Excerto do texto
-*-

Espaço de encontro, tertúlia espontânea, diz-que-disse, fofoquice, críticas e louvores... zona nobre de Aveiro, marcada pela história e pelo tempo, onde as pessoas se encontravam e conversavam sobre tudo e nada.

Vender a alma ao diabo...

Publicado na edição de hoje, 30 de maio, do Diário de Aveiro.

Debaixo dos Arcos

Pressão sobre o poder local...

Apesar das recentes medidas que limitam e criam sérios e incontornáveis obstáculos a que os órgãos do poder local possam executar a sua primária missão: um eficaz e concreto serviço público aos seus munícipes e fregueses (nomeadamente a Lei 8/2012 e a sua regulamentação – a chamada “lei dos compromissos”); não obstante, as câmaras municipais (ou uma grande parte, cerca de 70) vão sofrer nova pressão sobre o exercício dos seus mandatos, sendo que, em muitos casos, isso poderá significar o total e completo abandono das suas promessas eleitorais, dos seus compromissos para com os seus munícipes, nomeadamente para com aqueles que elegeram os respectivos executivos.

Ao final do dia de segunda-feira, após várias horas de reunião, o ministro Miguel Relvas veio divulgar o acordo celebrado com a Associação Nacional de Municípios Portugueses – ANMP no sentido de ser concedida uma linha de crédito às autarquias em situação de ruptura financeira: um empréstimo de mil milhões de euros, com uma taxa média de juros na ordem dos 4,15%, para um período máximo de 20 anos. Isto poderá significar, em muitos casos, um alívio financeiro (reposição a “zero” das dívidas a curto prazo) e o concretizar de um desejo e reivindicação de vários meses por parte dos municípios. Mas será, de facto, assim? Será que o governo se limita a “ajudar” e a contribuir para a consolidação financeira do poder local? Ou estamos perante mais uma situação de “dar com uma mão e retirar com a outra”, estrangulando e limitando as acções e o papel das autarquias, como focou o presidente da autarquia aveirense no seu discurso no feriado municipal?

Basta recordar as palavras proferidas pelo presidente da ANMP, Fernando Ruas, à comunicação social no final da reunião com o governo: “Não estamos com um sorriso na cara, mas a verdade é que conseguimos o acordo”. E a verdade é que não estão os autarcas com vontade de sorrir, nem os próprios munícipes. É que não há bela sem senão.

-*-

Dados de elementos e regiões
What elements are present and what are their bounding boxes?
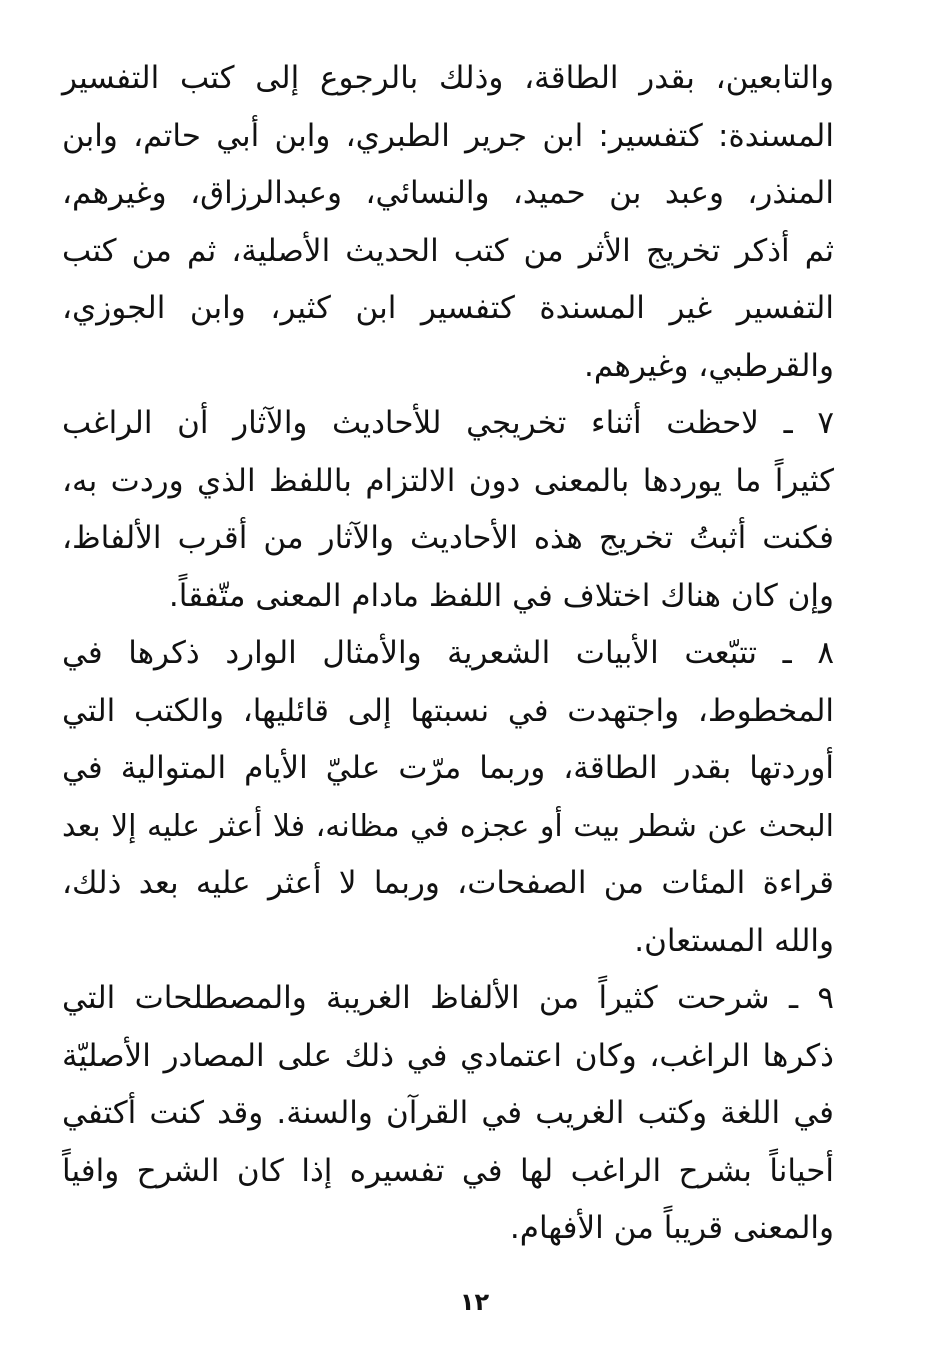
- text-line: البحث عن شطر بيت أو عجزه في مظانه، فلا أعثر عليه إلا بعد: [62, 808, 834, 844]
- text-line: التفسير غير المسندة كتفسير ابن كثير، وابن الجوزي،: [62, 290, 834, 326]
- paragraph-end-line: والقرطبي، وغيرهم.: [583, 347, 834, 384]
- item-7-line: ٧ ـ لاحظت أثناء تخريجي للأحاديث والآثار أن الراغب: [62, 405, 834, 441]
- text-line: ثم أذكر تخريج الأثر من كتب الحديث الأصلية، ثم من كتب: [62, 232, 834, 269]
- text-line: المسندة: كتفسير: ابن جرير الطبري، وابن أبي حاتم، وابن: [62, 117, 834, 154]
- page-number: ١٢: [459, 1288, 490, 1316]
- text-line: أحياناً بشرح الراغب لها في تفسيره إذا كان الشرح وافياً: [62, 1152, 834, 1189]
- text-line: المنذر، وعبد بن حميد، والنسائي، وعبدالرزاق، وغيرهم،: [62, 175, 834, 211]
- body-text: [62, 50, 834, 1258]
- item-9-line: ٩ ـ شرحت كثيراً من الألفاظ الغريبة والمصطلحات التي: [62, 980, 834, 1016]
- text-line: كثيراً ما يوردها بالمعنى دون الالتزام باللفظ الذي وردت به،: [62, 462, 834, 499]
- text-line: قراءة المئات من الصفحات، وربما لا أعثر عليه بعد ذلك،: [62, 865, 834, 901]
- text-line: أوردتها بقدر الطاقة، وربما مرّت عليّ الأيام المتوالية في: [62, 750, 834, 786]
- text-line: والتابعين، بقدر الطاقة، وذلك بالرجوع إلى كتب التفسير: [62, 60, 834, 96]
- text-line: المخطوط، واجتهدت في نسبتها إلى قائليها، والكتب التي: [62, 692, 834, 729]
- text-line: في اللغة وكتب الغريب في القرآن والسنة. وقد كنت أكتفي: [62, 1095, 834, 1131]
- paragraph-end-line: والمعنى قريباً من الأفهام.: [509, 1210, 834, 1246]
- paragraph-end-line: والله المستعان.: [634, 922, 834, 959]
- paragraph-end-line: وإن كان هناك اختلاف في اللفظ مادام المعنى متّفقاً.: [168, 577, 834, 614]
- text-line: ذكرها الراغب، وكان اعتمادي في ذلك على المصادر الأصليّة: [62, 1037, 834, 1074]
- item-8-line: ٨ ـ تتبّعت الأبيات الشعرية والأمثال الوارد ذكرها في: [62, 635, 834, 671]
- text-line: فكنت أثبتُ تخريج هذه الأحاديث والآثار من أقرب الألفاظ،: [62, 520, 834, 556]
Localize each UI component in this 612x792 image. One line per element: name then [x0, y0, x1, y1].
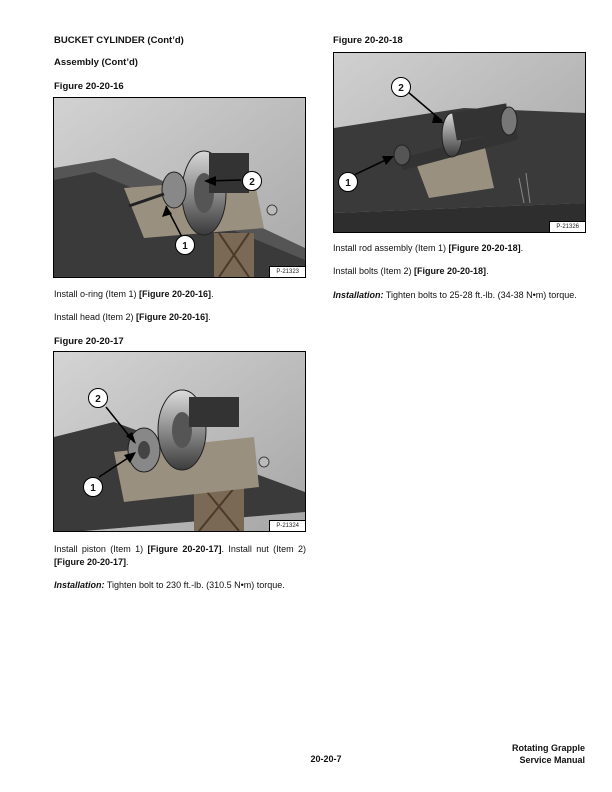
- left-para-2: Install head (Item 2) [Figure 20-20-16].: [54, 312, 211, 322]
- figure-ref: [Figure 20-20-16]: [136, 312, 209, 322]
- callout-2-label: 2: [95, 394, 101, 405]
- section-title: BUCKET CYLINDER (Cont’d): [54, 35, 184, 46]
- callout-1-label: 1: [182, 241, 188, 252]
- figure-20-20-16: [53, 97, 306, 278]
- manual-title-line-2: Service Manual: [519, 755, 585, 765]
- callout-1-circle: [175, 235, 195, 255]
- figure-20-20-17: [53, 351, 306, 532]
- callout-1-label: 1: [345, 178, 351, 189]
- photo-id: P-21326: [549, 221, 585, 232]
- left-para-3: Install piston (Item 1) [Figure 20-20-17]. Install nut (Item 2) [Figure 20-20-17].: [54, 544, 306, 567]
- figure-18-callouts: [334, 53, 585, 232]
- figure-ref: [Figure 20-20-18]: [414, 266, 487, 276]
- callout-2-circle: [242, 171, 262, 191]
- page-number: 20-20-7: [310, 754, 342, 764]
- figure-18-caption: Figure 20-20-18: [333, 35, 403, 46]
- figure-ref: [Figure 20-20-18]: [448, 243, 521, 253]
- left-para-4: Installation: Tighten bolt to 230 ft.-lb. (310.5 N•m) torque.: [54, 580, 285, 590]
- figure-20-20-18: [333, 52, 586, 233]
- figure-ref: [Figure 20-20-17]: [147, 544, 222, 554]
- callout-1-label: 1: [90, 483, 96, 494]
- figure-17-caption: Figure 20-20-17: [54, 336, 124, 347]
- figure-17-callouts: [54, 352, 305, 531]
- callout-2-label: 2: [249, 177, 255, 188]
- callout-2-leader: [408, 92, 442, 121]
- figure-16-caption: Figure 20-20-16: [54, 81, 124, 92]
- installation-label: Installation:: [54, 580, 105, 590]
- callout-2-circle: [391, 77, 411, 97]
- right-para-2: Install bolts (Item 2) [Figure 20-20-18].: [333, 266, 489, 276]
- right-para-3: Installation: Tighten bolts to 25-28 ft.-lb. (34-38 N•m) torque.: [333, 290, 577, 300]
- right-para-1: Install rod assembly (Item 1) [Figure 20-20-18].: [333, 243, 524, 253]
- callout-1-circle: [83, 477, 103, 497]
- photo-id: P-21324: [269, 520, 305, 531]
- manual-title: [440, 742, 585, 766]
- installation-label: Installation:: [333, 290, 384, 300]
- left-para-1: Install o-ring (Item 1) [Figure 20-20-16].: [54, 289, 214, 299]
- callout-2-circle: [88, 388, 108, 408]
- subsection-title: Assembly (Cont’d): [54, 57, 138, 68]
- figure-ref: [Figure 20-20-16]: [139, 289, 212, 299]
- callout-2-label: 2: [398, 83, 404, 94]
- callout-1-circle: [338, 172, 358, 192]
- figure-ref: [Figure 20-20-17]: [54, 556, 127, 567]
- photo-id: P-21323: [269, 266, 305, 277]
- manual-title-line-1: Rotating Grapple: [511, 743, 585, 753]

-*-

Instruções
- a) Edita as linhas dos dados, da linha que contém "- left-para-2: Install" à linha que contém "- left-para-3: Install", substituindo "callout-1-label" por "callout-1-tag" e mantendo tudo o resto igual. Apresenta apenas essas linhas.
- b) Retoma o texto sobre a pressão sobre o poder local e continua-o a partir da última frase apresentada.

Respostas esperadas
- a)
- left-para-2: Install head (Item 2) [Figure 20-20-16].: [54, 312, 211, 322]
- figure-ref: [Figure 20-20-16]: [136, 312, 209, 322]
- callout-2-label: 2: [95, 394, 101, 405]
- section-title: BUCKET CYLINDER (Cont’d): [54, 35, 184, 46]
- callout-1-tag: 1: [182, 241, 188, 252]
- figure-20-20-16: [53, 97, 306, 278]
- manual-title-line-2: Service Manual: [519, 755, 585, 765]
- callout-1-circle: [175, 235, 195, 255]
- figure-20-20-17: [53, 351, 306, 532]
- callout-1-tag: 1: [345, 178, 351, 189]
- photo-id: P-21326: [549, 221, 585, 232]
- left-para-3: Install piston (Item 1) [Figure 20-20-17]. Install nut (Item 2) [Figure 20-20-17].: [54, 544, 306, 567]

- b)
O governo, em vez de criar mecanismos para uma fiscalização mais assertiva às finanças locais e para promover uma estruturação das contas municipais, limitou-se a impor um conjunto de contrapartidas e exigências para a atribuição do referido empréstimo que resultam no asfixiar e aniquilar do exercício de gestão e acção das autarquias junto dos seus munícipes e nos seus concelhos, no imediato.

É que as autarquias vão ter de inventar muitas formas e engenharias que permitam não só fazer face aos seus compromissos com os munícipes, mas também com as obrigações dos cumprimentos financeiros. E no caso de incumprimento destes o acordo permite ao governo a retenção imediata das transferências das verbas previstas no Orçamento de Estado.

Para além disso, e de um claro limite à liberdade e ao exercício legítimo do poder (anulação das providências cautelares que foram interpostas, por causa da retenção dos 5% do IMI), as autarquias terão, obrigatoriamente, que alienar património municipal e não poderão contratar novas parcerias público-privadas, o que representa uma óbvia limitação ao desenvolvimento municipal.

Mas não são apenas as autarquias a “sofrer” com esta medida proposta pelo governo. Há, no acordo assinado, claros aumentos encapotados de impostos para os munícipes, para além de todos os recentemente aplicados.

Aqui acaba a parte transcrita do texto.